Task statement:
Please reproduce every record, keeping each one exactly as written.

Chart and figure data
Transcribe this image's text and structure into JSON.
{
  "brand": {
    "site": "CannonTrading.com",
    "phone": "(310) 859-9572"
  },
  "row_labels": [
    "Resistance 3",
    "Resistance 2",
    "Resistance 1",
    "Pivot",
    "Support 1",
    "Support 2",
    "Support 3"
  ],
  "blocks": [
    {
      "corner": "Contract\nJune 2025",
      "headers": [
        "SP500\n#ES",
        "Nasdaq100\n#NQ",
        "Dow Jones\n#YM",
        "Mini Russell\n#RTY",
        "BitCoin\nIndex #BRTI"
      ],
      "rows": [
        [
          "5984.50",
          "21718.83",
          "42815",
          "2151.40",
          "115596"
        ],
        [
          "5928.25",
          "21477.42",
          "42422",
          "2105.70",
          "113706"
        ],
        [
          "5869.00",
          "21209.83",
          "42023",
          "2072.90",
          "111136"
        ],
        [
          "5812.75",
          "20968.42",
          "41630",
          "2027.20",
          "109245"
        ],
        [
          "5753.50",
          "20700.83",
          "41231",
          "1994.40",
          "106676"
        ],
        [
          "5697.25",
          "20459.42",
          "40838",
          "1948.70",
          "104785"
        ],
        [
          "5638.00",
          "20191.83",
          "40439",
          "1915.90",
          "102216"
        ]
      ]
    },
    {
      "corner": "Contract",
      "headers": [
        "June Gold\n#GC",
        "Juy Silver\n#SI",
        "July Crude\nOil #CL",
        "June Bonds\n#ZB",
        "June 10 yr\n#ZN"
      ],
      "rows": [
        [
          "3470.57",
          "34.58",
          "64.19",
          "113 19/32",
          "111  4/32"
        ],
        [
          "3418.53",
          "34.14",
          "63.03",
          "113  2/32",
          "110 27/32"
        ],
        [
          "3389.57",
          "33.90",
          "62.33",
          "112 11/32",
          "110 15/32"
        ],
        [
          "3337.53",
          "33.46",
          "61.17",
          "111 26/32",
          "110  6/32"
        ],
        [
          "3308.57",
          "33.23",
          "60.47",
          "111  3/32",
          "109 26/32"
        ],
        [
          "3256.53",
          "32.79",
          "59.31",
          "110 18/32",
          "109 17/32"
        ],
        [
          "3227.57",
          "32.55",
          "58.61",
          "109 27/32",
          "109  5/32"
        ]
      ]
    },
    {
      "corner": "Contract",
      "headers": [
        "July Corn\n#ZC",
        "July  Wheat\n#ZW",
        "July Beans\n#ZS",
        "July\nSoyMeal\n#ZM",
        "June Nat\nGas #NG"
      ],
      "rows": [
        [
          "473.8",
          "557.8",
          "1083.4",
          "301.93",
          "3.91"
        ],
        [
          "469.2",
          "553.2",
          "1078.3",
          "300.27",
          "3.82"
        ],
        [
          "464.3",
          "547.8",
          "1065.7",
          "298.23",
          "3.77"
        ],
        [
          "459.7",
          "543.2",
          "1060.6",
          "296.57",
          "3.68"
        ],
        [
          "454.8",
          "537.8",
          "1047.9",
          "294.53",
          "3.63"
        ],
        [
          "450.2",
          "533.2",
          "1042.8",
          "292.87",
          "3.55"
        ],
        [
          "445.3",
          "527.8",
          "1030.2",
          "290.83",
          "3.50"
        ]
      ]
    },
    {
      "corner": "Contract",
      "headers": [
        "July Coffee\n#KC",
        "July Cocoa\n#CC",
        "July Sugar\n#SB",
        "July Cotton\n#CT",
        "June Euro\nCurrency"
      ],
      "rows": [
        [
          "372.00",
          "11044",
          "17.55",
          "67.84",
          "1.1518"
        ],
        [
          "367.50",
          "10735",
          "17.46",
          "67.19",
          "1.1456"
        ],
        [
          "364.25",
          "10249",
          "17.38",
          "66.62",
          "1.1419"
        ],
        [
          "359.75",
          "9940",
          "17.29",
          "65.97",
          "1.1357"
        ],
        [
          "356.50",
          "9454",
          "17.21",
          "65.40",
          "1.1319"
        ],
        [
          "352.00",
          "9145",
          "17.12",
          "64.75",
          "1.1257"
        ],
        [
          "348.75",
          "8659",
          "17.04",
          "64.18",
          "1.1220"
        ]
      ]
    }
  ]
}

Solution to the problem:
Transcribe this image's text and structure into JSON.
{
  "brand": {
    "site": "CannonTrading.com",
    "phone": "(310) 859-9572"
  },
  "row_labels": [
    "Resistance 3",
    "Resistance 2",
    "Resistance 1",
    "Pivot",
    "Support 1",
    "Support 2",
    "Support 3"
  ],
  "blocks": [
    {
      "corner": "Contract\nJune 2025",
      "headers": [
        "SP500\n#ES",
        "Nasdaq100\n#NQ",
        "Dow Jones\n#YM",
        "Mini Russell\n#RTY",
        "BitCoin\nIndex #BRTI"
      ],
      "rows": [
        [
          "5984.50",
          "21718.83",
          "42815",
          "2151.40",
          "115596"
        ],
        [
          "5928.25",
          "21477.42",
          "42422",
          "2105.70",
          "113706"
        ],
        [
          "5869.00",
          "21209.83",
          "42023",
          "2072.90",
          "111136"
        ],
        [
          "5812.75",
          "20968.42",
          "41630",
          "2027.20",
          "109245"
        ],
        [
          "5753.50",
          "20700.83",
          "41231",
          "1994.40",
          "106676"
        ],
        [
          "5697.25",
          "20459.42",
          "40838",
          "1948.70",
          "104785"
        ],
        [
          "5638.00",
          "20191.83",
          "40439",
          "1915.90",
          "102216"
        ]
      ]
    },
    {
      "corner": "Contract",
      "headers": [
        "June Gold\n#GC",
        "Juy Silver\n#SI",
        "July Crude\nOil #CL",
        "June Bonds\n#ZB",
        "June 10 yr\n#ZN"
      ],
      "rows": [
        [
          "3470.57",
          "34.58",
          "64.19",
          "113 19/32",
          "111  4/32"
        ],
        [
          "3418.53",
          "34.14",
          "63.03",
          "113  2/32",
          "110 27/32"
        ],
        [
          "3389.57",
          "33.90",
          "62.33",
          "112 11/32",
          "110 15/32"
        ],
        [
          "3337.53",
          "33.46",
          "61.17",
          "111 26/32",
          "110  6/32"
        ],
        [
          "3308.57",
          "33.23",
          "60.47",
          "111  3/32",
          "109 26/32"
        ],
        [
          "3256.53",
          "32.79",
          "59.31",
          "110 18/32",
          "109 17/32"
        ],
        [
          "3227.57",
          "32.55",
          "58.61",
          "109 27/32",
          "109  5/32"
        ]
      ]
    },
    {
      "corner": "Contract",
      "headers": [
        "July Corn\n#ZC",
        "July  Wheat\n#ZW",
        "July Beans\n#ZS",
        "July\nSoyMeal\n#ZM",
        "June Nat\nGas #NG"
      ],
      "rows": [
        [
          "473.8",
          "557.8",
          "1083.4",
          "301.93",
          "3.91"
        ],
        [
          "469.2",
          "553.2",
          "1078.3",
          "300.27",
          "3.82"
        ],
        [
          "464.3",
          "547.8",
          "1065.7",
          "298.23",
          "3.77"
        ],
        [
          "459.7",
          "543.2",
          "1060.6",
          "296.57",
          "3.68"
        ],
        [
          "454.8",
          "537.8",
          "1047.9",
          "294.53",
          "3.63"
        ],
        [
          "450.2",
          "533.2",
          "1042.8",
          "292.87",
          "3.55"
        ],
        [
          "445.3",
          "527.8",
          "1030.2",
          "290.83",
          "3.50"
        ]
      ]
    },
    {
      "corner": "Contract",
      "headers": [
        "July Coffee\n#KC",
        "July Cocoa\n#CC",
        "July Sugar\n#SB",
        "July Cotton\n#CT",
        "June Euro\nCurrency"
      ],
      "rows": [
        [
          "372.00",
          "11044",
          "17.55",
          "67.84",
          "1.1518"
        ],
        [
          "367.50",
          "10735",
          "17.46",
          "67.19",
          "1.1456"
        ],
        [
          "364.25",
          "10249",
          "17.38",
          "66.62",
          "1.1419"
        ],
        [
          "359.75",
          "9940",
          "17.29",
          "65.97",
          "1.1357"
        ],
        [
          "356.50",
          "9454",
          "17.21",
          "65.40",
          "1.1319"
        ],
        [
          "352.00",
          "9145",
          "17.12",
          "64.75",
          "1.1257"
        ],
        [
          "348.75",
          "8659",
          "17.04",
          "64.18",
          "1.1220"
        ]
      ]
    }
  ]
}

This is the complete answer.